** begin INPUT **

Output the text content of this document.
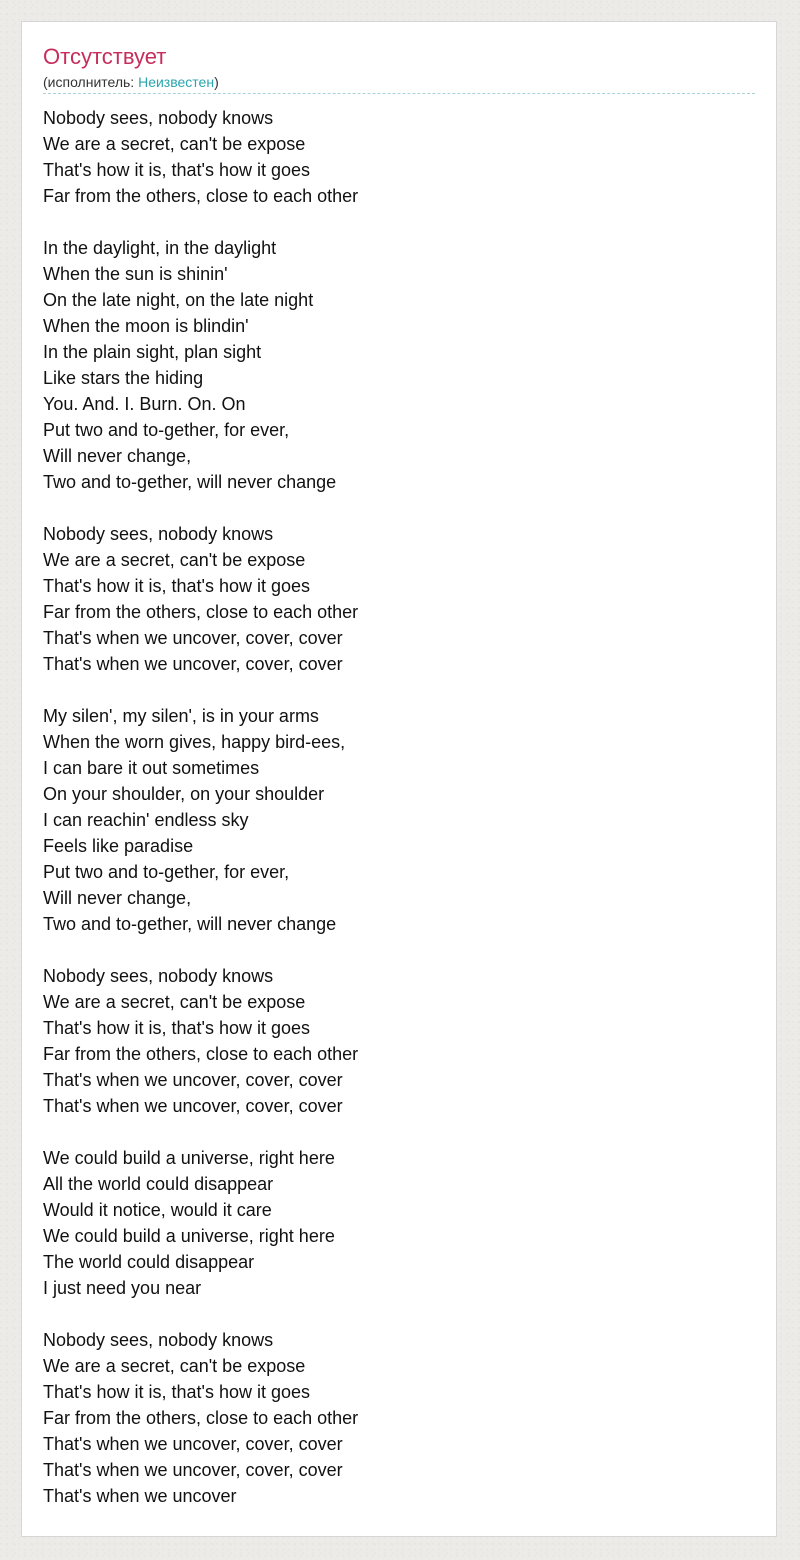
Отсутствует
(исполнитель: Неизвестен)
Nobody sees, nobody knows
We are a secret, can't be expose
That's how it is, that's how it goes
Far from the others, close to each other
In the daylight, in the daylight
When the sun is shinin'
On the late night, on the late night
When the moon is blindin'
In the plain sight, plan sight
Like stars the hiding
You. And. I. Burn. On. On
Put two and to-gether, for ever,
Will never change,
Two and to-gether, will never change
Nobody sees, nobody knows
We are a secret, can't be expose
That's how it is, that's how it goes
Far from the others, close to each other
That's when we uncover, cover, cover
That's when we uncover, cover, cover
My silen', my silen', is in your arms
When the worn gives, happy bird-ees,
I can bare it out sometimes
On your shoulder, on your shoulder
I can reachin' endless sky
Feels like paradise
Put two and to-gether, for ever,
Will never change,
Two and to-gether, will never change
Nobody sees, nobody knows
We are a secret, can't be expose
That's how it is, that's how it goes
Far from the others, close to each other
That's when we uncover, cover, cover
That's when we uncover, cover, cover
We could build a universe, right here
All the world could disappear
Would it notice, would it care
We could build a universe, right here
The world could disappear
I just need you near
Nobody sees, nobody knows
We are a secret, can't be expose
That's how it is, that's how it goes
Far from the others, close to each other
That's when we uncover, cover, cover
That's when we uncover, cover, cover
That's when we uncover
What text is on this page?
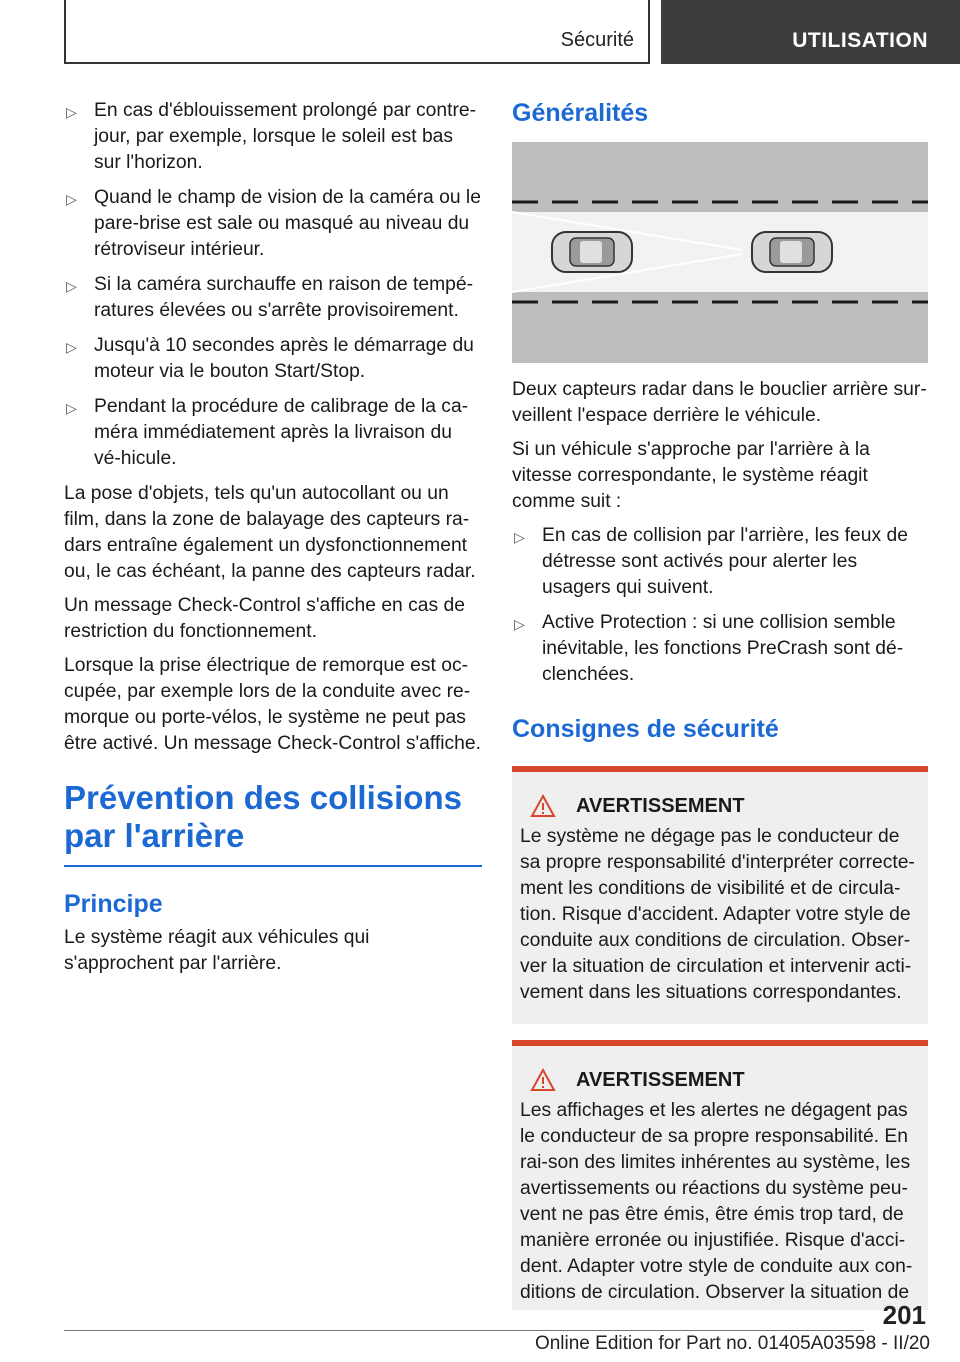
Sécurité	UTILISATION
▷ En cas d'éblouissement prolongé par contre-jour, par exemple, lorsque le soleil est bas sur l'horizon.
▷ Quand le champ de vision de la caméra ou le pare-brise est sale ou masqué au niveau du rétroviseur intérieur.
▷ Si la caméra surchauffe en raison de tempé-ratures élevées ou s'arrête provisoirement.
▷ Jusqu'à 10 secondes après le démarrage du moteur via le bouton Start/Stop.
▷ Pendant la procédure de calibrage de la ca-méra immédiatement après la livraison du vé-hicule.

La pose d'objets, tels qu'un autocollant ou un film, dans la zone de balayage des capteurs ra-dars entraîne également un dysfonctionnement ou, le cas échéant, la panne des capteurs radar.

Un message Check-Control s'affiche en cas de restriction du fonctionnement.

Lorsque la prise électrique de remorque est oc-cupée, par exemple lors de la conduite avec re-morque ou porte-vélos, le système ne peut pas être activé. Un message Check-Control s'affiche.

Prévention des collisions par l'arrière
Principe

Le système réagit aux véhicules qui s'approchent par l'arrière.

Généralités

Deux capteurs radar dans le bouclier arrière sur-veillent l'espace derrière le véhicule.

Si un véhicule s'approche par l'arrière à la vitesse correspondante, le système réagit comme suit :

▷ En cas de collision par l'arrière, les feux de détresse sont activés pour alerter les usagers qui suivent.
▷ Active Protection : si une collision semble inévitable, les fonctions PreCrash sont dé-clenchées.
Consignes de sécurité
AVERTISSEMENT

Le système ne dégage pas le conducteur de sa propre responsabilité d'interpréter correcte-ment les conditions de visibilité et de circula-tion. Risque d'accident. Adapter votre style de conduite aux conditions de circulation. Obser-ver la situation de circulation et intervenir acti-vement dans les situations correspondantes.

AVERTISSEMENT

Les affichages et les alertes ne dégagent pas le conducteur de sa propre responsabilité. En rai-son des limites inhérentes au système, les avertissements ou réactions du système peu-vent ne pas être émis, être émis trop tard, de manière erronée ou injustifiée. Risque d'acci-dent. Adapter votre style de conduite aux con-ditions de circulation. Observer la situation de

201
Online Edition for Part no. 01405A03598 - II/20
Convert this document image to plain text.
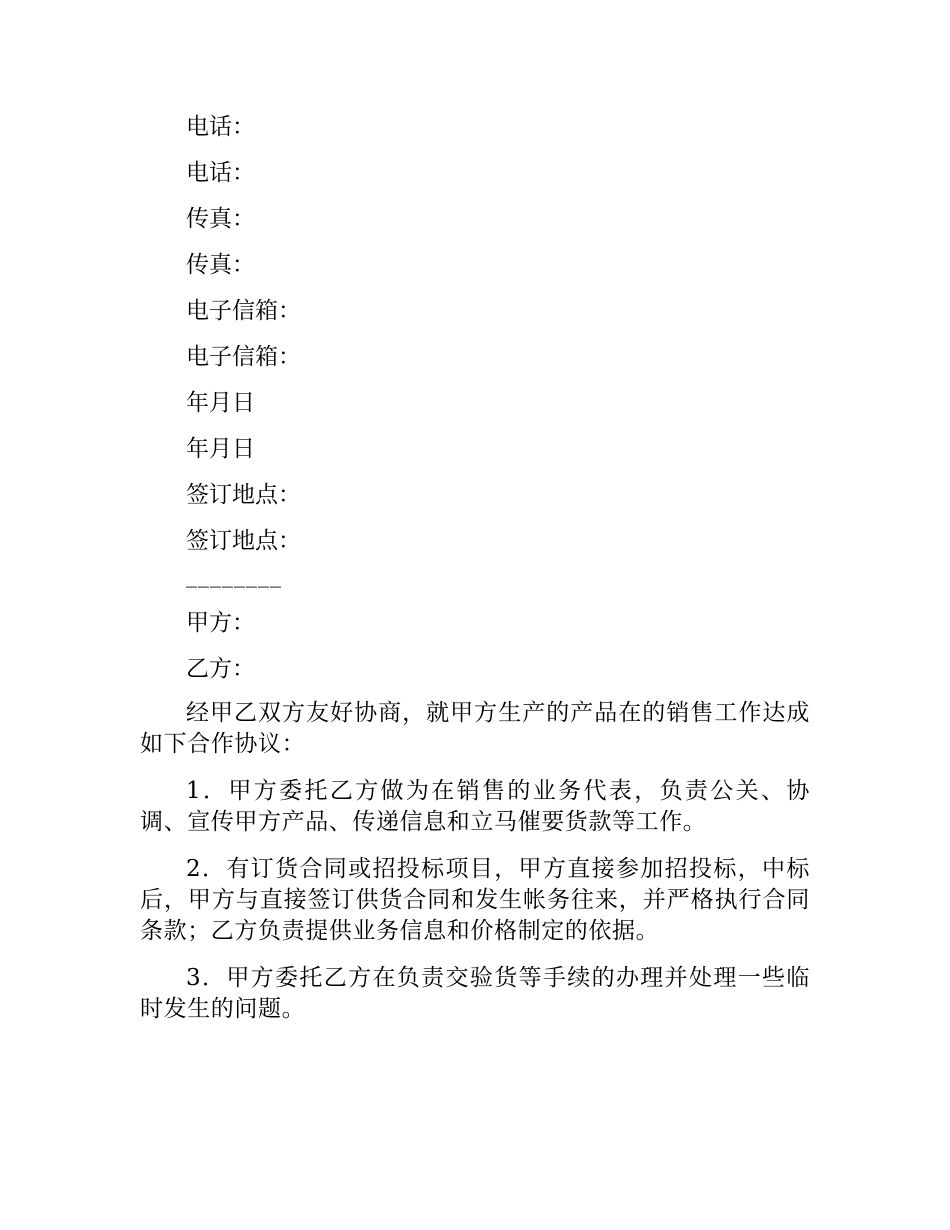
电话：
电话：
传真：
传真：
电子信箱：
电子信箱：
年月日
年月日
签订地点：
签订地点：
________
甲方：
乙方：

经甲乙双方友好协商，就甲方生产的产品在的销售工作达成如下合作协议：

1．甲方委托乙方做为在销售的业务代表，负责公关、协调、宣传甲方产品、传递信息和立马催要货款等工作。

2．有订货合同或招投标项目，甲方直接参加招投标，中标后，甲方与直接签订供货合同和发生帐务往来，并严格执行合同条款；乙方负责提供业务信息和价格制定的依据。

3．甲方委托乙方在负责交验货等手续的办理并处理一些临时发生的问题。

** end INPUT **

Using the records above, find and show each line with the string "arrière".

Prévention des collisions par l'arrière
Le système réagit aux véhicules qui s'approchent par l'arrière.
Deux capteurs radar dans le bouclier arrière sur-veillent l'espace derrière le véhicule.
Si un véhicule s'approche par l'arrière à la vitesse correspondante, le système réagit comme suit :
▷ En cas de collision par l'arrière, les feux de détresse sont activés pour alerter les usagers qui suivent.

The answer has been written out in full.